§ **Objective**
Where a line contains the word "xlabel", copy that line.

-- Supplied records start --

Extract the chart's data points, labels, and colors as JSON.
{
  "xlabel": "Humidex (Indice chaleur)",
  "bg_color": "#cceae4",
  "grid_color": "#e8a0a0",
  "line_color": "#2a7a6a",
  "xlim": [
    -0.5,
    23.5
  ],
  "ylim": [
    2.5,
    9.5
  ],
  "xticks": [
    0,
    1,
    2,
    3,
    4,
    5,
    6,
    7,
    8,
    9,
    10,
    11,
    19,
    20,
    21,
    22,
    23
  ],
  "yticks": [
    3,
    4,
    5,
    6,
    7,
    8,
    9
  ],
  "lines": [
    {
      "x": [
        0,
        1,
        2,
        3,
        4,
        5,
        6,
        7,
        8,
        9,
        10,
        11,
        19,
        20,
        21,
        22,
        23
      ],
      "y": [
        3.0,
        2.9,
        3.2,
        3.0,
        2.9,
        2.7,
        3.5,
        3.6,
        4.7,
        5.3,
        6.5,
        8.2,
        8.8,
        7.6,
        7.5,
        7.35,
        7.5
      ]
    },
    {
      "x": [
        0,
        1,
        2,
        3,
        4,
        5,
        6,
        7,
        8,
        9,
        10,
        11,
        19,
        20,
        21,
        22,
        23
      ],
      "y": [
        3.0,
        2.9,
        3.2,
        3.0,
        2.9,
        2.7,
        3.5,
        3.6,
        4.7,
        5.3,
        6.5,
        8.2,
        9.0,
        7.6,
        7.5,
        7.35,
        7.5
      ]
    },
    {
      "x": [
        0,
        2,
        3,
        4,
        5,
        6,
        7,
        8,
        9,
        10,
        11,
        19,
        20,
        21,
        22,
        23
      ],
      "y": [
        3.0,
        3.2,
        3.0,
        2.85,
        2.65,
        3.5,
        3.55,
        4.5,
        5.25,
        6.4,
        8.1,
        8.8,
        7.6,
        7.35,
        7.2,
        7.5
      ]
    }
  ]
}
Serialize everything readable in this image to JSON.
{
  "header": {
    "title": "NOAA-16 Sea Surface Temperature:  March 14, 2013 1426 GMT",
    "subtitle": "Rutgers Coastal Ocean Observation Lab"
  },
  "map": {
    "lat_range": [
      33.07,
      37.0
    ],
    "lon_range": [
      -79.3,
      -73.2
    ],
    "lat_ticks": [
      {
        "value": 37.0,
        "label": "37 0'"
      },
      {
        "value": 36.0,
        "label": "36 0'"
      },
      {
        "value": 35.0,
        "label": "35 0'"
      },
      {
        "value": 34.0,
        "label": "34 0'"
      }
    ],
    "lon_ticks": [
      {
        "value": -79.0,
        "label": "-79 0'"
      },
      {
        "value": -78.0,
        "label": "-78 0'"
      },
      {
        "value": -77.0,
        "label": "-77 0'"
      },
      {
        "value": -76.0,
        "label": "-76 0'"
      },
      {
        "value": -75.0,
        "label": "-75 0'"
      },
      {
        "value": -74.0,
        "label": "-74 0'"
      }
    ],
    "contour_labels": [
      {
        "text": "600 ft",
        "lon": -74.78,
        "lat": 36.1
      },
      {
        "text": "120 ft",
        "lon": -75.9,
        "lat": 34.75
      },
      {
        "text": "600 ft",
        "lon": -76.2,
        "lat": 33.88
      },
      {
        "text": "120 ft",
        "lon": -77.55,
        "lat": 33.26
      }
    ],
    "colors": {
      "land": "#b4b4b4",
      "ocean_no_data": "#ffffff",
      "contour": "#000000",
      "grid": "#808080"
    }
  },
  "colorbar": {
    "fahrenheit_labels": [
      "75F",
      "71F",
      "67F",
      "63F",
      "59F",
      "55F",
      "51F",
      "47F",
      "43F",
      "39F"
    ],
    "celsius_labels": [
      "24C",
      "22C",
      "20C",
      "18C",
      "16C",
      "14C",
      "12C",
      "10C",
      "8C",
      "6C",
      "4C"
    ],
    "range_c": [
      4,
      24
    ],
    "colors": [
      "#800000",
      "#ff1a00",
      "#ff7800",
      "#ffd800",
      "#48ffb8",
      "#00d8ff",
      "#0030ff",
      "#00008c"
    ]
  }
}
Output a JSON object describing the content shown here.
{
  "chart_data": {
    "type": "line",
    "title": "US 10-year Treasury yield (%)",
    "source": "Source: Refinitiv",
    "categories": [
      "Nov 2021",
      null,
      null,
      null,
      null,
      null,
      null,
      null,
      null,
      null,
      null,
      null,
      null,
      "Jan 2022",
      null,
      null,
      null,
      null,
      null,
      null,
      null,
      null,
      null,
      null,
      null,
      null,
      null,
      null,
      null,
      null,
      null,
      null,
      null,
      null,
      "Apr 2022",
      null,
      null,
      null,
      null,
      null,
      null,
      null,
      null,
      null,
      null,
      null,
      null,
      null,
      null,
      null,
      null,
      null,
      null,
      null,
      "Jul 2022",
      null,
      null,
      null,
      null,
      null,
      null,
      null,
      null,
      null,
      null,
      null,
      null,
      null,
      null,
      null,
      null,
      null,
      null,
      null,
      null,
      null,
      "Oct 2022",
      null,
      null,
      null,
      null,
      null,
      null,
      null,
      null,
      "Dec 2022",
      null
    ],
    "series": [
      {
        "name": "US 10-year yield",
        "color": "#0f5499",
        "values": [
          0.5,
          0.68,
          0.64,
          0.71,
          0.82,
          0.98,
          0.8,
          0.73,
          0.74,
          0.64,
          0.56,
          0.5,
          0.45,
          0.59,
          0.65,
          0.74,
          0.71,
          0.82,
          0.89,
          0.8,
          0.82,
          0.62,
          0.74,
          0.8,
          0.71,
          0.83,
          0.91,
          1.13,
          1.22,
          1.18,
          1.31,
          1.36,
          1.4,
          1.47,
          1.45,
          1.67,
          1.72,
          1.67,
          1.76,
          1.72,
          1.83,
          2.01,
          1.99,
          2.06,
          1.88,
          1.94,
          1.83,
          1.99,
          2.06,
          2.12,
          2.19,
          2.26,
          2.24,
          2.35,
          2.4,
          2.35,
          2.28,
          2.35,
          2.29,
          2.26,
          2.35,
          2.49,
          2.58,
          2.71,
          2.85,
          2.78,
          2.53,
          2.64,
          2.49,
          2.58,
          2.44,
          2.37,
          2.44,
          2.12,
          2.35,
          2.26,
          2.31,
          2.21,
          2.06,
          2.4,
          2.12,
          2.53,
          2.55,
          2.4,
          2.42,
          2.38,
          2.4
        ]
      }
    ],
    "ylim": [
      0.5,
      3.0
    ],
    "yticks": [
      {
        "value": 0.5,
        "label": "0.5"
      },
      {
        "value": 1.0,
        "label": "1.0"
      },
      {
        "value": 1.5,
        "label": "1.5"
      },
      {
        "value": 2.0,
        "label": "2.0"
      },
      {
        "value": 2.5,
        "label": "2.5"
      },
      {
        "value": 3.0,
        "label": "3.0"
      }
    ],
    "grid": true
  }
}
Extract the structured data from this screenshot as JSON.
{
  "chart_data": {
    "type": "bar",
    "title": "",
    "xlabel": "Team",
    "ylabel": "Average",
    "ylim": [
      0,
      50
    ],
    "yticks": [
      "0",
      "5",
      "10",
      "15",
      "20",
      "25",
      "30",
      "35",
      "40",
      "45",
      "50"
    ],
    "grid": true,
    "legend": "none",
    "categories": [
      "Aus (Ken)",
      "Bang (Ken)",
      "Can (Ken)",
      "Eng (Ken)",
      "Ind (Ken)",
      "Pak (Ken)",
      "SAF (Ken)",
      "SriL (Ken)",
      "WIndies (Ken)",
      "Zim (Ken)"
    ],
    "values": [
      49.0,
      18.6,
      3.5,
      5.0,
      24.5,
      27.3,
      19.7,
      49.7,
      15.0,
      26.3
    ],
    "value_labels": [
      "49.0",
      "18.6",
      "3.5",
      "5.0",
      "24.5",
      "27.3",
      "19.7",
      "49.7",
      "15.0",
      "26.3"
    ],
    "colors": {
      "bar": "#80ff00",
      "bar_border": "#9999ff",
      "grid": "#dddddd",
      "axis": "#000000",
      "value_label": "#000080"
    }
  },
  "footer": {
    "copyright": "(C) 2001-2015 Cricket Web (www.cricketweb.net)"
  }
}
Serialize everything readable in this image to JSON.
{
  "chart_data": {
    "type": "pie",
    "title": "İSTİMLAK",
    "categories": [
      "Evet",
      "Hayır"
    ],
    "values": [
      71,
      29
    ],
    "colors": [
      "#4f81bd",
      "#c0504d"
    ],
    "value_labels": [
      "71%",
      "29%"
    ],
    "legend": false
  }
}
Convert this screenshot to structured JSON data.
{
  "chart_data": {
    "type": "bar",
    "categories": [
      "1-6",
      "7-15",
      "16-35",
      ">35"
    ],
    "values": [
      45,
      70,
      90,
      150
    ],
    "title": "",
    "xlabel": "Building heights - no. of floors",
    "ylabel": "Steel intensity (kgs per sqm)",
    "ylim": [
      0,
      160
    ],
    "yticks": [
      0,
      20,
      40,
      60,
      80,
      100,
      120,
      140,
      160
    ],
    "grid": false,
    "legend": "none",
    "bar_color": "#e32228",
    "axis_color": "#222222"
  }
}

-- Supplied records end --

§ **Output for this task**
  "xlabel": "Humidex (Indice chaleur)",
    "xlabel": "Team",
    "xlabel": "Building heights - no. of floors",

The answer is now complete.